*Directions for this task*. Output every record exactly and leave each picture out.

*Provided data*.
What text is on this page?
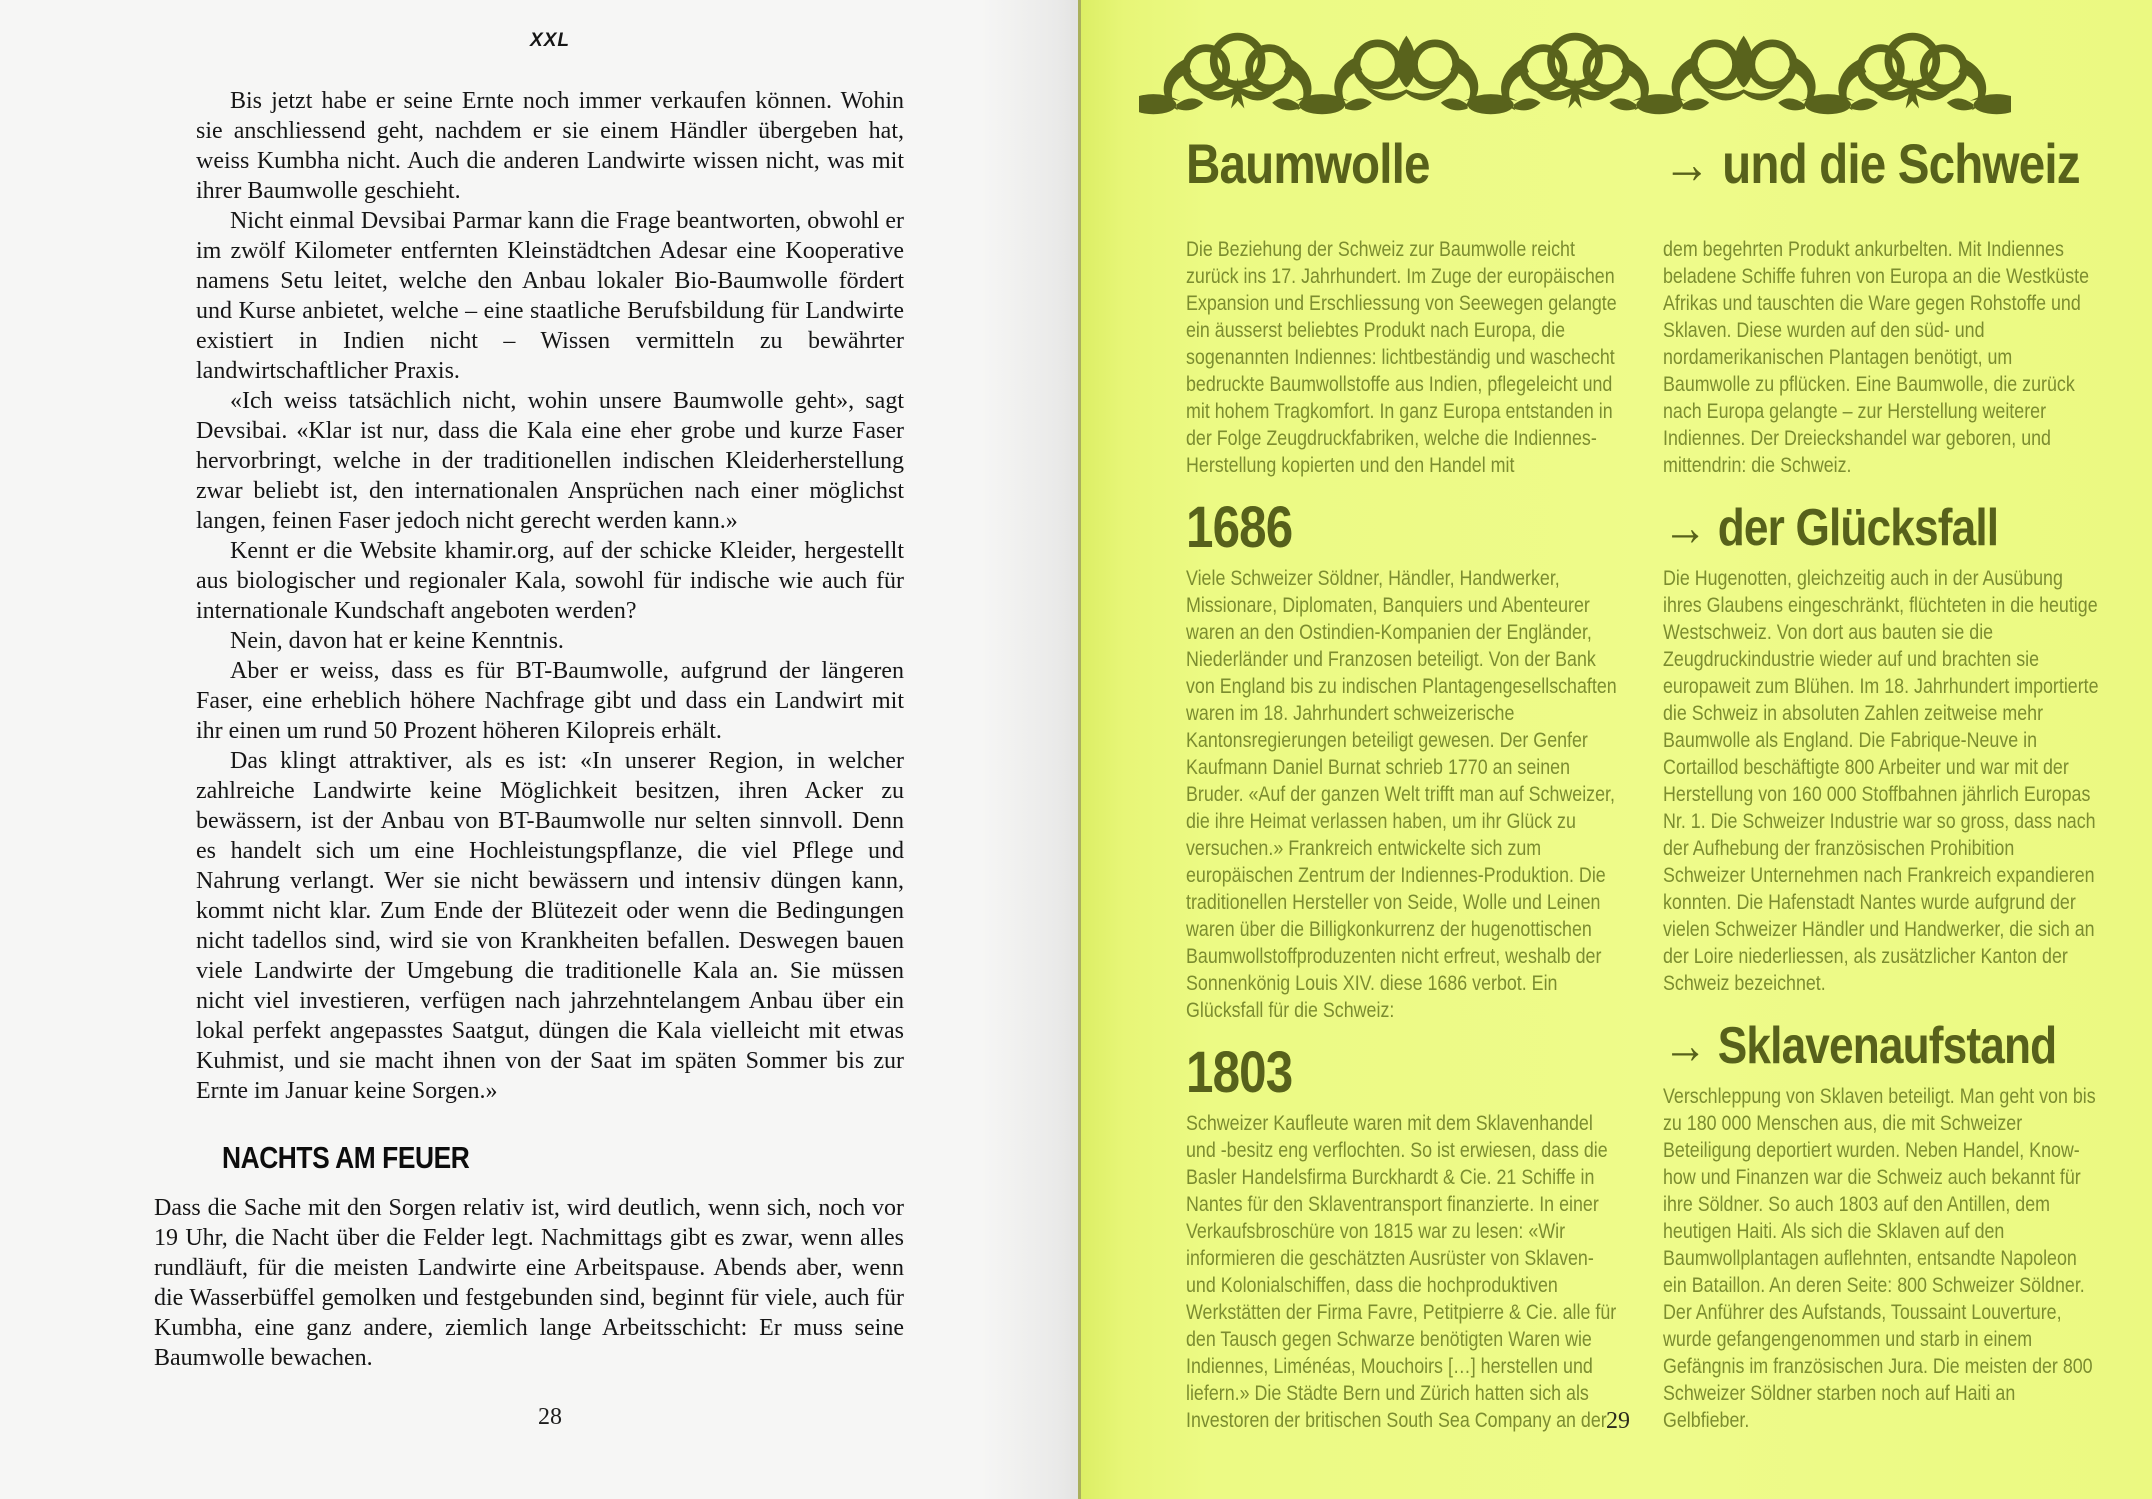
XXL

Bis jetzt habe er seine Ernte noch immer verkaufen können. Wohin sie anschliessend geht, nachdem er sie einem Händler übergeben hat, weiss Kumbha nicht. Auch die anderen Landwirte wissen nicht, was mit ihrer Baumwolle geschieht.

Nicht einmal Devsibai Parmar kann die Frage beantworten, obwohl er im zwölf Kilometer entfernten Kleinstädtchen Adesar eine Kooperative namens Setu leitet, welche den Anbau lokaler Bio-Baumwolle fördert und Kurse anbietet, welche – eine staatliche Berufsbildung für Landwirte existiert in Indien nicht – Wissen vermitteln zu bewährter landwirtschaftlicher Praxis.

«Ich weiss tatsächlich nicht, wohin unsere Baumwolle geht», sagt Devsibai. «Klar ist nur, dass die Kala eine eher grobe und kurze Faser hervorbringt, welche in der traditionellen indischen Kleiderherstellung zwar beliebt ist, den internationalen Ansprüchen nach einer möglichst langen, feinen Faser jedoch nicht gerecht werden kann.»

Kennt er die Website khamir.org, auf der schicke Kleider, hergestellt aus biologischer und regionaler Kala, sowohl für indische wie auch für internationale Kundschaft angeboten werden?

Nein, davon hat er keine Kenntnis.

Aber er weiss, dass es für BT-Baumwolle, aufgrund der längeren Faser, eine erheblich höhere Nachfrage gibt und dass ein Landwirt mit ihr einen um rund 50 Prozent höheren Kilopreis erhält.

Das klingt attraktiver, als es ist: «In unserer Region, in welcher zahlreiche Landwirte keine Möglichkeit besitzen, ihren Acker zu bewässern, ist der Anbau von BT-Baumwolle nur selten sinnvoll. Denn es handelt sich um eine Hochleistungspflanze, die viel Pflege und Nahrung verlangt. Wer sie nicht bewässern und intensiv düngen kann, kommt nicht klar. Zum Ende der Blütezeit oder wenn die Bedingungen nicht tadellos sind, wird sie von Krankheiten befallen. Deswegen bauen viele Landwirte der Umgebung die traditionelle Kala an. Sie müssen nicht viel investieren, verfügen nach jahrzehntelangem Anbau über ein lokal perfekt angepasstes Saatgut, düngen die Kala vielleicht mit etwas Kuhmist, und sie macht ihnen von der Saat im späten Sommer bis zur Ernte im Januar keine Sorgen.»

NACHTS AM FEUER

Dass die Sache mit den Sorgen relativ ist, wird deutlich, wenn sich, noch vor 19 Uhr, die Nacht über die Felder legt. Nachmittags gibt es zwar, wenn alles rundläuft, für die meisten Landwirte eine Arbeitspause. Abends aber, wenn die Wasserbüffel gemolken und festgebunden sind, beginnt für viele, auch für Kumbha, eine ganz andere, ziemlich lange Arbeitsschicht: Er muss seine Baumwolle bewachen.

28
Baumwolle

Die Beziehung der Schweiz zur Baumwolle reicht zurück ins 17. Jahrhundert. Im Zuge der europäischen Expansion und Erschliessung von Seewegen gelangte ein äusserst beliebtes Produkt nach Europa, die sogenannten Indiennes: lichtbeständig und waschecht bedruckte Baumwollstoffe aus Indien, pflegeleicht und mit hohem Tragkomfort. In ganz Europa entstanden in der Folge Zeugdruckfabriken, welche die Indiennes-Herstellung kopierten und den Handel mit

1686

Viele Schweizer Söldner, Händler, Handwerker, Missionare, Diplomaten, Banquiers und Abenteurer waren an den Ostindien-Kompanien der Engländer, Niederländer und Franzosen beteiligt. Von der Bank von England bis zu indischen Plantagengesellschaften waren im 18. Jahrhundert schweizerische Kantonsregierungen beteiligt gewesen. Der Genfer Kaufmann Daniel Burnat schrieb 1770 an seinen Bruder. «Auf der ganzen Welt trifft man auf Schweizer, die ihre Heimat verlassen haben, um ihr Glück zu versuchen.» Frankreich entwickelte sich zum europäischen Zentrum der Indiennes-Produktion. Die traditionellen Hersteller von Seide, Wolle und Leinen waren über die Billigkonkurrenz der hugenottischen Baumwollstoffproduzenten nicht erfreut, weshalb der Sonnenkönig Louis XIV. diese 1686 verbot. Ein Glücksfall für die Schweiz:

1803

Schweizer Kaufleute waren mit dem Sklavenhandel und -besitz eng verflochten. So ist erwiesen, dass die Basler Handelsfirma Burckhardt & Cie. 21 Schiffe in Nantes für den Sklaventransport finanzierte. In einer Verkaufsbroschüre von 1815 war zu lesen: «Wir informieren die geschätzten Ausrüster von Sklaven- und Kolonialschiffen, dass die hochproduktiven Werkstätten der Firma Favre, Petitpierre & Cie. alle für den Tausch gegen Schwarze benötigten Waren wie Indiennes, Liménéas, Mouchoirs […] herstellen und liefern.» Die Städte Bern und Zürich hatten sich als Investoren der britischen South Sea Company an der

→ und die Schweiz

dem begehrten Produkt ankurbelten. Mit Indiennes beladene Schiffe fuhren von Europa an die Westküste Afrikas und tauschten die Ware gegen Rohstoffe und Sklaven. Diese wurden auf den süd- und nordamerikanischen Plantagen benötigt, um Baumwolle zu pflücken. Eine Baumwolle, die zurück nach Europa gelangte – zur Herstellung weiterer Indiennes. Der Dreieckshandel war geboren, und mittendrin: die Schweiz.

→ der Glücksfall

Die Hugenotten, gleichzeitig auch in der Ausübung ihres Glaubens eingeschränkt, flüchteten in die heutige Westschweiz. Von dort aus bauten sie die Zeugdruckindustrie wieder auf und brachten sie europaweit zum Blühen. Im 18. Jahrhundert importierte die Schweiz in absoluten Zahlen zeitweise mehr Baumwolle als England. Die Fabrique-Neuve in Cortaillod beschäftigte 800 Arbeiter und war mit der Herstellung von 160 000 Stoffbahnen jährlich Europas Nr. 1. Die Schweizer Industrie war so gross, dass nach der Aufhebung der französischen Prohibition Schweizer Unternehmen nach Frankreich expandieren konnten. Die Hafenstadt Nantes wurde aufgrund der vielen Schweizer Händler und Handwerker, die sich an der Loire niederliessen, als zusätzlicher Kanton der Schweiz bezeichnet.

→ Sklavenaufstand

Verschleppung von Sklaven beteiligt. Man geht von bis zu 180 000 Menschen aus, die mit Schweizer Beteiligung deportiert wurden. Neben Handel, Know-how und Finanzen war die Schweiz auch bekannt für ihre Söldner. So auch 1803 auf den Antillen, dem heutigen Haiti. Als sich die Sklaven auf den Baumwollplantagen auflehnten, entsandte Napoleon ein Bataillon. An deren Seite: 800 Schweizer Söldner. Der Anführer des Aufstands, Toussaint Louverture, wurde gefangengenommen und starb in einem Gefängnis im französischen Jura. Die meisten der 800 Schweizer Söldner starben noch auf Haiti an Gelbfieber.

29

*Expected answer*.
What text is on this page?
XXL

Bis jetzt habe er seine Ernte noch immer verkaufen können. Wohin sie anschliessend geht, nachdem er sie einem Händler übergeben hat, weiss Kumbha nicht. Auch die anderen Landwirte wissen nicht, was mit ihrer Baumwolle geschieht.

Nicht einmal Devsibai Parmar kann die Frage beantworten, obwohl er im zwölf Kilometer entfernten Kleinstädtchen Adesar eine Kooperative namens Setu leitet, welche den Anbau lokaler Bio-Baumwolle fördert und Kurse anbietet, welche – eine staatliche Berufsbildung für Landwirte existiert in Indien nicht – Wissen vermitteln zu bewährter landwirtschaftlicher Praxis.

«Ich weiss tatsächlich nicht, wohin unsere Baumwolle geht», sagt Devsibai. «Klar ist nur, dass die Kala eine eher grobe und kurze Faser hervorbringt, welche in der traditionellen indischen Kleiderherstellung zwar beliebt ist, den internationalen Ansprüchen nach einer möglichst langen, feinen Faser jedoch nicht gerecht werden kann.»

Kennt er die Website khamir.org, auf der schicke Kleider, hergestellt aus biologischer und regionaler Kala, sowohl für indische wie auch für internationale Kundschaft angeboten werden?

Nein, davon hat er keine Kenntnis.

Aber er weiss, dass es für BT-Baumwolle, aufgrund der längeren Faser, eine erheblich höhere Nachfrage gibt und dass ein Landwirt mit ihr einen um rund 50 Prozent höheren Kilopreis erhält.

Das klingt attraktiver, als es ist: «In unserer Region, in welcher zahlreiche Landwirte keine Möglichkeit besitzen, ihren Acker zu bewässern, ist der Anbau von BT-Baumwolle nur selten sinnvoll. Denn es handelt sich um eine Hochleistungspflanze, die viel Pflege und Nahrung verlangt. Wer sie nicht bewässern und intensiv düngen kann, kommt nicht klar. Zum Ende der Blütezeit oder wenn die Bedingungen nicht tadellos sind, wird sie von Krankheiten befallen. Deswegen bauen viele Landwirte der Umgebung die traditionelle Kala an. Sie müssen nicht viel investieren, verfügen nach jahrzehntelangem Anbau über ein lokal perfekt angepasstes Saatgut, düngen die Kala vielleicht mit etwas Kuhmist, und sie macht ihnen von der Saat im späten Sommer bis zur Ernte im Januar keine Sorgen.»

NACHTS AM FEUER

Dass die Sache mit den Sorgen relativ ist, wird deutlich, wenn sich, noch vor 19 Uhr, die Nacht über die Felder legt. Nachmittags gibt es zwar, wenn alles rundläuft, für die meisten Landwirte eine Arbeitspause. Abends aber, wenn die Wasserbüffel gemolken und festgebunden sind, beginnt für viele, auch für Kumbha, eine ganz andere, ziemlich lange Arbeitsschicht: Er muss seine Baumwolle bewachen.

28
Baumwolle

Die Beziehung der Schweiz zur Baumwolle reicht zurück ins 17. Jahrhundert. Im Zuge der europäischen Expansion und Erschliessung von Seewegen gelangte ein äusserst beliebtes Produkt nach Europa, die sogenannten Indiennes: lichtbeständig und waschecht bedruckte Baumwollstoffe aus Indien, pflegeleicht und mit hohem Tragkomfort. In ganz Europa entstanden in der Folge Zeugdruckfabriken, welche die Indiennes-Herstellung kopierten und den Handel mit

1686

Viele Schweizer Söldner, Händler, Handwerker, Missionare, Diplomaten, Banquiers und Abenteurer waren an den Ostindien-Kompanien der Engländer, Niederländer und Franzosen beteiligt. Von der Bank von England bis zu indischen Plantagengesellschaften waren im 18. Jahrhundert schweizerische Kantonsregierungen beteiligt gewesen. Der Genfer Kaufmann Daniel Burnat schrieb 1770 an seinen Bruder. «Auf der ganzen Welt trifft man auf Schweizer, die ihre Heimat verlassen haben, um ihr Glück zu versuchen.» Frankreich entwickelte sich zum europäischen Zentrum der Indiennes-Produktion. Die traditionellen Hersteller von Seide, Wolle und Leinen waren über die Billigkonkurrenz der hugenottischen Baumwollstoffproduzenten nicht erfreut, weshalb der Sonnenkönig Louis XIV. diese 1686 verbot. Ein Glücksfall für die Schweiz:

1803

Schweizer Kaufleute waren mit dem Sklavenhandel und -besitz eng verflochten. So ist erwiesen, dass die Basler Handelsfirma Burckhardt & Cie. 21 Schiffe in Nantes für den Sklaventransport finanzierte. In einer Verkaufsbroschüre von 1815 war zu lesen: «Wir informieren die geschätzten Ausrüster von Sklaven- und Kolonialschiffen, dass die hochproduktiven Werkstätten der Firma Favre, Petitpierre & Cie. alle für den Tausch gegen Schwarze benötigten Waren wie Indiennes, Liménéas, Mouchoirs […] herstellen und liefern.» Die Städte Bern und Zürich hatten sich als Investoren der britischen South Sea Company an der

→ und die Schweiz

dem begehrten Produkt ankurbelten. Mit Indiennes beladene Schiffe fuhren von Europa an die Westküste Afrikas und tauschten die Ware gegen Rohstoffe und Sklaven. Diese wurden auf den süd- und nordamerikanischen Plantagen benötigt, um Baumwolle zu pflücken. Eine Baumwolle, die zurück nach Europa gelangte – zur Herstellung weiterer Indiennes. Der Dreieckshandel war geboren, und mittendrin: die Schweiz.

→ der Glücksfall

Die Hugenotten, gleichzeitig auch in der Ausübung ihres Glaubens eingeschränkt, flüchteten in die heutige Westschweiz. Von dort aus bauten sie die Zeugdruckindustrie wieder auf und brachten sie europaweit zum Blühen. Im 18. Jahrhundert importierte die Schweiz in absoluten Zahlen zeitweise mehr Baumwolle als England. Die Fabrique-Neuve in Cortaillod beschäftigte 800 Arbeiter und war mit der Herstellung von 160 000 Stoffbahnen jährlich Europas Nr. 1. Die Schweizer Industrie war so gross, dass nach der Aufhebung der französischen Prohibition Schweizer Unternehmen nach Frankreich expandieren konnten. Die Hafenstadt Nantes wurde aufgrund der vielen Schweizer Händler und Handwerker, die sich an der Loire niederliessen, als zusätzlicher Kanton der Schweiz bezeichnet.

→ Sklavenaufstand

Verschleppung von Sklaven beteiligt. Man geht von bis zu 180 000 Menschen aus, die mit Schweizer Beteiligung deportiert wurden. Neben Handel, Know-how und Finanzen war die Schweiz auch bekannt für ihre Söldner. So auch 1803 auf den Antillen, dem heutigen Haiti. Als sich die Sklaven auf den Baumwollplantagen auflehnten, entsandte Napoleon ein Bataillon. An deren Seite: 800 Schweizer Söldner. Der Anführer des Aufstands, Toussaint Louverture, wurde gefangengenommen und starb in einem Gefängnis im französischen Jura. Die meisten der 800 Schweizer Söldner starben noch auf Haiti an Gelbfieber.

29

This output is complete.